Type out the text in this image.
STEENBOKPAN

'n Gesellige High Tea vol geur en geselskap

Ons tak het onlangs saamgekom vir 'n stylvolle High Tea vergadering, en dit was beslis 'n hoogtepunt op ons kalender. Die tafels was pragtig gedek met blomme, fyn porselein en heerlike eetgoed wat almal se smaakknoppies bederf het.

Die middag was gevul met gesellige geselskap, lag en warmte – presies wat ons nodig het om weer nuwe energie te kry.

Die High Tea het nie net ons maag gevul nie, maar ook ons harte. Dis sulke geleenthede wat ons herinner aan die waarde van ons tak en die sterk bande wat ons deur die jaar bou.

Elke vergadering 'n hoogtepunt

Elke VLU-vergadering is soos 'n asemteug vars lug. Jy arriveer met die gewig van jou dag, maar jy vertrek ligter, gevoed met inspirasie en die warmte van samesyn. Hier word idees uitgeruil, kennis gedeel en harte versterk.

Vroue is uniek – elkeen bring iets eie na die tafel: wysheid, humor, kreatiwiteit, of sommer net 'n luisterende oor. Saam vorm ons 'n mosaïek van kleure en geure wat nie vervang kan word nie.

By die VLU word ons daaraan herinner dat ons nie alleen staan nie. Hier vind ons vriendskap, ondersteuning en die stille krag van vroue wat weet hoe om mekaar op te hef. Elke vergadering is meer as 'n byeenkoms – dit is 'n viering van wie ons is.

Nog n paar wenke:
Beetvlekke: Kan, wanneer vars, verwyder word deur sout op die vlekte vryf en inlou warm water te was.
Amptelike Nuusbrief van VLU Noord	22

========================================

Write every line of the material above again, exactly.

* [Complete answer]:
Type out the text in this image.
STEENBOKPAN

'n Gesellige High Tea vol geur en geselskap

Ons tak het onlangs saamgekom vir 'n stylvolle High Tea vergadering, en dit was beslis 'n hoogtepunt op ons kalender. Die tafels was pragtig gedek met blomme, fyn porselein en heerlike eetgoed wat almal se smaakknoppies bederf het.

Die middag was gevul met gesellige geselskap, lag en warmte – presies wat ons nodig het om weer nuwe energie te kry.

Die High Tea het nie net ons maag gevul nie, maar ook ons harte. Dis sulke geleenthede wat ons herinner aan die waarde van ons tak en die sterk bande wat ons deur die jaar bou.

Elke vergadering 'n hoogtepunt

Elke VLU-vergadering is soos 'n asemteug vars lug. Jy arriveer met die gewig van jou dag, maar jy vertrek ligter, gevoed met inspirasie en die warmte van samesyn. Hier word idees uitgeruil, kennis gedeel en harte versterk.

Vroue is uniek – elkeen bring iets eie na die tafel: wysheid, humor, kreatiwiteit, of sommer net 'n luisterende oor. Saam vorm ons 'n mosaïek van kleure en geure wat nie vervang kan word nie.

By die VLU word ons daaraan herinner dat ons nie alleen staan nie. Hier vind ons vriendskap, ondersteuning en die stille krag van vroue wat weet hoe om mekaar op te hef. Elke vergadering is meer as 'n byeenkoms – dit is 'n viering van wie ons is.

Nog n paar wenke:
Beetvlekke: Kan, wanneer vars, verwyder word deur sout op die vlekte vryf en inlou warm water te was.
Amptelike Nuusbrief van VLU Noord	22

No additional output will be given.